[Figure record listings]
— begin —
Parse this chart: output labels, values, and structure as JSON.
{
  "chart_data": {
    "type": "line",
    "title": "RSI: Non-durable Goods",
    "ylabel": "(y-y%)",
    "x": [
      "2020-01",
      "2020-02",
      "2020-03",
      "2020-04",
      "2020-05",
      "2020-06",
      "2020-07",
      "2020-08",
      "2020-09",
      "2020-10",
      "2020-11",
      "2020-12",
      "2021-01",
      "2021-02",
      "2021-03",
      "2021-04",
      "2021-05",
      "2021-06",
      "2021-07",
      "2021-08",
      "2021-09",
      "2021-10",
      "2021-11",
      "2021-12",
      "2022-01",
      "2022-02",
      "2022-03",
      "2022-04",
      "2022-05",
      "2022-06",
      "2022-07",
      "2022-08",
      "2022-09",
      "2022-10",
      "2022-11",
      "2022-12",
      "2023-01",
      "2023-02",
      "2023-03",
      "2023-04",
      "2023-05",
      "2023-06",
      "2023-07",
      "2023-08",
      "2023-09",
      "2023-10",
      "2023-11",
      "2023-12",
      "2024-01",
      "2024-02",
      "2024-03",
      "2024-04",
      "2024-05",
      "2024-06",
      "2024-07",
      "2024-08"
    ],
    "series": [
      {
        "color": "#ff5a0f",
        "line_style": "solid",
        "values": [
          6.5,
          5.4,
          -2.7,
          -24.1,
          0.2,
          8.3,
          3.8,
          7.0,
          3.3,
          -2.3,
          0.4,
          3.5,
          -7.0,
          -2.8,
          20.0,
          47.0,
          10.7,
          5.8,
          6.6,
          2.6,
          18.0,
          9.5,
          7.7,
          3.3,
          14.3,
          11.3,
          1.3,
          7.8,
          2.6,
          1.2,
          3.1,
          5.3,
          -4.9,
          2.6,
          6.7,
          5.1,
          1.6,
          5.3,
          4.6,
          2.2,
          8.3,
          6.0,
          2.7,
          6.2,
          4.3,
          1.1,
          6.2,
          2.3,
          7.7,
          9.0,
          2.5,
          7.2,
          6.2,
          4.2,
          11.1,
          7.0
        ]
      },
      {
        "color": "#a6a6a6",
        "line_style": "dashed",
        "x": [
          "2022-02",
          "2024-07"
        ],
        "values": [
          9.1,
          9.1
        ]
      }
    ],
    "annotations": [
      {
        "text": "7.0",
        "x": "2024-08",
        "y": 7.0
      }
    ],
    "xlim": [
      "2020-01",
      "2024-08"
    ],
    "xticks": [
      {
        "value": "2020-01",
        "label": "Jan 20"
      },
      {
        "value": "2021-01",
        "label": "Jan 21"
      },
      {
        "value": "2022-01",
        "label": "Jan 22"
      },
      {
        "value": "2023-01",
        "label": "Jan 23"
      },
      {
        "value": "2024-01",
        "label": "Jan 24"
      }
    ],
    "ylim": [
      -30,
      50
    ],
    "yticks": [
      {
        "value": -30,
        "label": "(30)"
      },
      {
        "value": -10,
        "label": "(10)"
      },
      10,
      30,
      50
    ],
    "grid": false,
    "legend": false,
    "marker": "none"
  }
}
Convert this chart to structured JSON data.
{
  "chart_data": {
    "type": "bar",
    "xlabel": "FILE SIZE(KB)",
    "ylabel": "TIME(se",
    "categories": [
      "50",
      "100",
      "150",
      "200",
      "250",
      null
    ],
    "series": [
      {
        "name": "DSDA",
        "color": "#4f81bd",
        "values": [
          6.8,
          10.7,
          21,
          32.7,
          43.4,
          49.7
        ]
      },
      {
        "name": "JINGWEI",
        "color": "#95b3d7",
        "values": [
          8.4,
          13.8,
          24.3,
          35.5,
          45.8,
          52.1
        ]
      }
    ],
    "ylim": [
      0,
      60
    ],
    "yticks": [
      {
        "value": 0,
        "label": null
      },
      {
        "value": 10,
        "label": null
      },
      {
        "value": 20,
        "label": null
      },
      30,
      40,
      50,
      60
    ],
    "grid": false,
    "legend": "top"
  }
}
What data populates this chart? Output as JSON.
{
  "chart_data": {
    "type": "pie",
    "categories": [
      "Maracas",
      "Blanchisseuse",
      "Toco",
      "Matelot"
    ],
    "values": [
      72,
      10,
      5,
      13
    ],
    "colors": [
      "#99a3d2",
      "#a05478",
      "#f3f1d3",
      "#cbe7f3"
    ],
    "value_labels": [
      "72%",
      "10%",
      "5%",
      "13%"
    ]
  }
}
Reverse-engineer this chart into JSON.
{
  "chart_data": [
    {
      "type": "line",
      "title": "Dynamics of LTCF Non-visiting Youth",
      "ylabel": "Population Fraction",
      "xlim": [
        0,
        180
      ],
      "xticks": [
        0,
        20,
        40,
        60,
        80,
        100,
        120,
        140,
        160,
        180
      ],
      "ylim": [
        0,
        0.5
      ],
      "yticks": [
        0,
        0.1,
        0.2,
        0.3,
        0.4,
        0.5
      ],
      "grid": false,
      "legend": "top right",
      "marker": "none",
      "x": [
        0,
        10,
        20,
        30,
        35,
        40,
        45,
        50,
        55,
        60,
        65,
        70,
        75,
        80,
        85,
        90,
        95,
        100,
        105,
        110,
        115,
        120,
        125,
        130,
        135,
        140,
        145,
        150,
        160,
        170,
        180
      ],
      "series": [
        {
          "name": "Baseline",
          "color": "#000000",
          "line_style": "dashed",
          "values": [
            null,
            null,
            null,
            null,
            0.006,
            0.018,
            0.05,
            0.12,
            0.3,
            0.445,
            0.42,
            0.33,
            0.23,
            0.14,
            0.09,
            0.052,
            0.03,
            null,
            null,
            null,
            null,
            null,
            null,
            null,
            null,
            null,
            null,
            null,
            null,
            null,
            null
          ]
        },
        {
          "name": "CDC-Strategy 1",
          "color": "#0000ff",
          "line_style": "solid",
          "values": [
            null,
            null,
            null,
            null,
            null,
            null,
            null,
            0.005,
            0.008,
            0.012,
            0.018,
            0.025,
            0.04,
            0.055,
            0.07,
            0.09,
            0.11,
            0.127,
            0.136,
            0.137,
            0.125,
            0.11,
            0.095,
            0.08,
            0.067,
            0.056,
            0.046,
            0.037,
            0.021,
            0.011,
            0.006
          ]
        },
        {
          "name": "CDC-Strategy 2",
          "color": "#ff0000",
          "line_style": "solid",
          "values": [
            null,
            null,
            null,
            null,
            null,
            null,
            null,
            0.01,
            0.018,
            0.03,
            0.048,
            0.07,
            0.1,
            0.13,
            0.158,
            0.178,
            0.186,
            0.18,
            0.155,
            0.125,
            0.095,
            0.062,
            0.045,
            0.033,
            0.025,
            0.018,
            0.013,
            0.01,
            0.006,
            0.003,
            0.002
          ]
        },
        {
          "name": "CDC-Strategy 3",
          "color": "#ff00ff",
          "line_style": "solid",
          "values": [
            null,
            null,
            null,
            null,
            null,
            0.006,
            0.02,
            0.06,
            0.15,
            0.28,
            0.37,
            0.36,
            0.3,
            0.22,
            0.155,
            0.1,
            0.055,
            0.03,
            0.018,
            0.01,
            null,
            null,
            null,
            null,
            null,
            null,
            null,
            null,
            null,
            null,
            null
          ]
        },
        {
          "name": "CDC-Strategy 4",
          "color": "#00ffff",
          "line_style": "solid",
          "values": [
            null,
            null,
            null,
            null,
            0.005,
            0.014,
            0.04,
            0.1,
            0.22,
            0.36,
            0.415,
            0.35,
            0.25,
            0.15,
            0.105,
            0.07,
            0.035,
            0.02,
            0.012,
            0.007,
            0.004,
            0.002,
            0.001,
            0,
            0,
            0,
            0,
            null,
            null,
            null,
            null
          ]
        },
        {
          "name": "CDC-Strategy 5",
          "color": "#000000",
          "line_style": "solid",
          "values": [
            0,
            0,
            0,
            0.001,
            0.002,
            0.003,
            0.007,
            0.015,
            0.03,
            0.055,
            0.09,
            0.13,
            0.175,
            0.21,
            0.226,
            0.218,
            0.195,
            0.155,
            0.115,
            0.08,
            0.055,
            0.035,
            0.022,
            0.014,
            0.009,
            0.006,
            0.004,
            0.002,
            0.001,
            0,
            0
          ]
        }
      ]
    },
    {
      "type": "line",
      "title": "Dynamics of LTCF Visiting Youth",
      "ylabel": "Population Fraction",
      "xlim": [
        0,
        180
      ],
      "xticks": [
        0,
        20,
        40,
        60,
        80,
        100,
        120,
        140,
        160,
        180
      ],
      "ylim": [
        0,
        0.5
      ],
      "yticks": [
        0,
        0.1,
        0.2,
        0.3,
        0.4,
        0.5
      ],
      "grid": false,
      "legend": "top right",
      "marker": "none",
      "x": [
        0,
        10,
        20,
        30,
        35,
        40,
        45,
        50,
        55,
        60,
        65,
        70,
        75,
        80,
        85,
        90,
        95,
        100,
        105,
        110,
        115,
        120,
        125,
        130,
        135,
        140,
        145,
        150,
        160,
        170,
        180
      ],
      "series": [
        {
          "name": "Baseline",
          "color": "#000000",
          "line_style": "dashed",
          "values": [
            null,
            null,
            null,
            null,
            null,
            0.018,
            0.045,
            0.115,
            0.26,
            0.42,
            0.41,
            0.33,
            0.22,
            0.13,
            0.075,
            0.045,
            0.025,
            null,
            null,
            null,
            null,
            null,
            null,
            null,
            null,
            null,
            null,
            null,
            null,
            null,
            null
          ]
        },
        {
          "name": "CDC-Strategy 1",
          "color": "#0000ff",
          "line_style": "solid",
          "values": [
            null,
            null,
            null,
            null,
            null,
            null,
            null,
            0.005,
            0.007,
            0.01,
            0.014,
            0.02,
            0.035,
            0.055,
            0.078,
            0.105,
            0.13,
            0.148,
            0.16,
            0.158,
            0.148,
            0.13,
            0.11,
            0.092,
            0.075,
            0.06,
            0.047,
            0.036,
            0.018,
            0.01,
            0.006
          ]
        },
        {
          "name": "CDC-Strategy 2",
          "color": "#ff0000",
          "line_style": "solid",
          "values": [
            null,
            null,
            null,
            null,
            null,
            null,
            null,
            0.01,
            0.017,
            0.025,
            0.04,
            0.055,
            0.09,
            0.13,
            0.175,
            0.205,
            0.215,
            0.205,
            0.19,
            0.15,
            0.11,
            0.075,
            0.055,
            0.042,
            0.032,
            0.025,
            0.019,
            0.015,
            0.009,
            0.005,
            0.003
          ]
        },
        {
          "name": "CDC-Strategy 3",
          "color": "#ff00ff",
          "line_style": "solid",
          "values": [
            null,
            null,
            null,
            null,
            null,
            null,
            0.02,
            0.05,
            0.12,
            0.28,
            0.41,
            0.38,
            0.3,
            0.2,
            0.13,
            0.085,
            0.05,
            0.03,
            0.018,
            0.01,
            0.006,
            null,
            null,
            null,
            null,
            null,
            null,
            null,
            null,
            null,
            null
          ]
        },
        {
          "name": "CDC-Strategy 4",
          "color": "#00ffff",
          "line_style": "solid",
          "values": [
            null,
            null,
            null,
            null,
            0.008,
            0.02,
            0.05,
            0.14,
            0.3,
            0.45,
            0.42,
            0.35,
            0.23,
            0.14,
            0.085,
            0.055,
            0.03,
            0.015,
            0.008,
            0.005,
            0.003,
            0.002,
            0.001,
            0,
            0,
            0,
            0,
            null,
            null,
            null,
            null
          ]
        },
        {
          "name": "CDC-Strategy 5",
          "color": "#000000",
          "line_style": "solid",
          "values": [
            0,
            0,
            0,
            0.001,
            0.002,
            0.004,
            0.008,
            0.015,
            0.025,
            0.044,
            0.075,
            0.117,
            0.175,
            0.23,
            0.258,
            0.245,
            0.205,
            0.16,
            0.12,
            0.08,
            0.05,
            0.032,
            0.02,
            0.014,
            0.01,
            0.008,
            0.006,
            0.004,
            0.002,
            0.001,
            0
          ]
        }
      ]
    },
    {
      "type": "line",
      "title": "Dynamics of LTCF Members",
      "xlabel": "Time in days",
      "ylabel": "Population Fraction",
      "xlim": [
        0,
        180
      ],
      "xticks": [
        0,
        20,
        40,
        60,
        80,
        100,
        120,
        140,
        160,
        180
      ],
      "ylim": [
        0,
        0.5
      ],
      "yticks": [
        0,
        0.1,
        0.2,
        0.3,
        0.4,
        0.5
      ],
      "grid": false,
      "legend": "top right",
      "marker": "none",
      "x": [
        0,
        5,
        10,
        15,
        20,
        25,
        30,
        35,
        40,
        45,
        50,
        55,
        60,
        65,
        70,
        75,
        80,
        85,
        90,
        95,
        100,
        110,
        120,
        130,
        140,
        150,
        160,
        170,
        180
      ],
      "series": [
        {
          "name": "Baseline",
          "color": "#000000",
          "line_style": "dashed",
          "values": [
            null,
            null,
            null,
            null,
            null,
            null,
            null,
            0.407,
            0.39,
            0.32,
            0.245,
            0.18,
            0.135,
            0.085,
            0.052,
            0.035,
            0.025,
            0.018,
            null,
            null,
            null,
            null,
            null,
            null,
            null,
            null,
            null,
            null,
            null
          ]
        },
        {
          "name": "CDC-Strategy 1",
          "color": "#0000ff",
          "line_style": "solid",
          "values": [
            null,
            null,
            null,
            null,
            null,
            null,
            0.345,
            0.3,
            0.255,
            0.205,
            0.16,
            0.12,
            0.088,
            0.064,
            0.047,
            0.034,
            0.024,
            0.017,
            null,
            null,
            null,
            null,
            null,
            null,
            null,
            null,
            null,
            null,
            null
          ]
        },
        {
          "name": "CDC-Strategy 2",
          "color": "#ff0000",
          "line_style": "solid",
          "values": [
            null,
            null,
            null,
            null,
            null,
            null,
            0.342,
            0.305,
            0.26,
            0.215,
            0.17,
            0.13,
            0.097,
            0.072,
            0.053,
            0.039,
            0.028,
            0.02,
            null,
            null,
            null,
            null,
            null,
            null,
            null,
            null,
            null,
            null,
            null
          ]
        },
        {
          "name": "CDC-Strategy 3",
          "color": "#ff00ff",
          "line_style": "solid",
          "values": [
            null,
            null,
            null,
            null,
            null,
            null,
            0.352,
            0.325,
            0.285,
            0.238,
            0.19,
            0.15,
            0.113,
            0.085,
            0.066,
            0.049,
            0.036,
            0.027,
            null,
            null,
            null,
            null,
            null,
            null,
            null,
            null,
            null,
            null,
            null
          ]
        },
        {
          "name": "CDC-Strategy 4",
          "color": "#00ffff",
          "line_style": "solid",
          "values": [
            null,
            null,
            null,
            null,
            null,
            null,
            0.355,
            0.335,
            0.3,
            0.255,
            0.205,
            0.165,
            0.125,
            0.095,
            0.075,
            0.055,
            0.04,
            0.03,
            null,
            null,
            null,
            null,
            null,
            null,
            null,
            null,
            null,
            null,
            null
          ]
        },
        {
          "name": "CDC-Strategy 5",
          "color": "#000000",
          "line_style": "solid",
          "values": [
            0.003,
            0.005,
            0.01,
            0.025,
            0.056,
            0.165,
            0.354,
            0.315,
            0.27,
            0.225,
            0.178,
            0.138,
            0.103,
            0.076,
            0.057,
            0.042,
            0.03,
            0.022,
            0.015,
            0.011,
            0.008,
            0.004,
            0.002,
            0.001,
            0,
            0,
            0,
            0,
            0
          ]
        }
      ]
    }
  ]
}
— end —
# [Task prompt]
Read through the data and copy every line where "Youth" shows up.

# [Correct answer]
      "title": "Dynamics of LTCF Non-visiting Youth",
      "title": "Dynamics of LTCF Visiting Youth",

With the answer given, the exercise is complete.